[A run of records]
________________________________________

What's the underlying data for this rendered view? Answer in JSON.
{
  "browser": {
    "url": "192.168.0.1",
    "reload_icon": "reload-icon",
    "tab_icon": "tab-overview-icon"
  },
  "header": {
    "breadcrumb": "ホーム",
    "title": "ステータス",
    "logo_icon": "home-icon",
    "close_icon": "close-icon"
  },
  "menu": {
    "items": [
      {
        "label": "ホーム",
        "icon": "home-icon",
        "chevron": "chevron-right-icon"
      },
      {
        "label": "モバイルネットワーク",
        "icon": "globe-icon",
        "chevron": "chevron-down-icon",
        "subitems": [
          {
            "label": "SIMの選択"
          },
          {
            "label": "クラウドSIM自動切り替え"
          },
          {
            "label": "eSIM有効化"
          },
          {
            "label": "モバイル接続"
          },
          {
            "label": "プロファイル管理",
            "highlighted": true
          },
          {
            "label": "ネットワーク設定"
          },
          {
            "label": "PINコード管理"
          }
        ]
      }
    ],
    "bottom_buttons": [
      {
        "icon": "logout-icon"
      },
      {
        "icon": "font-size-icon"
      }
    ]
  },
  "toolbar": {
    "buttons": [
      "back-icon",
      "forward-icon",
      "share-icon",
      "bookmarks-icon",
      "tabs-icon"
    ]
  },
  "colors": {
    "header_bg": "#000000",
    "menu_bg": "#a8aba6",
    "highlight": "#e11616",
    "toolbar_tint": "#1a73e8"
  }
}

________________________________________

▶ **WRITTEN INSTRUCTION**: Write all of the records out again exactly.

▶ **RESPONSE**:
What's the underlying data for this rendered view? Answer in JSON.
{
  "browser": {
    "url": "192.168.0.1",
    "reload_icon": "reload-icon",
    "tab_icon": "tab-overview-icon"
  },
  "header": {
    "breadcrumb": "ホーム",
    "title": "ステータス",
    "logo_icon": "home-icon",
    "close_icon": "close-icon"
  },
  "menu": {
    "items": [
      {
        "label": "ホーム",
        "icon": "home-icon",
        "chevron": "chevron-right-icon"
      },
      {
        "label": "モバイルネットワーク",
        "icon": "globe-icon",
        "chevron": "chevron-down-icon",
        "subitems": [
          {
            "label": "SIMの選択"
          },
          {
            "label": "クラウドSIM自動切り替え"
          },
          {
            "label": "eSIM有効化"
          },
          {
            "label": "モバイル接続"
          },
          {
            "label": "プロファイル管理",
            "highlighted": true
          },
          {
            "label": "ネットワーク設定"
          },
          {
            "label": "PINコード管理"
          }
        ]
      }
    ],
    "bottom_buttons": [
      {
        "icon": "logout-icon"
      },
      {
        "icon": "font-size-icon"
      }
    ]
  },
  "toolbar": {
    "buttons": [
      "back-icon",
      "forward-icon",
      "share-icon",
      "bookmarks-icon",
      "tabs-icon"
    ]
  },
  "colors": {
    "header_bg": "#000000",
    "menu_bg": "#a8aba6",
    "highlight": "#e11616",
    "toolbar_tint": "#1a73e8"
  }
}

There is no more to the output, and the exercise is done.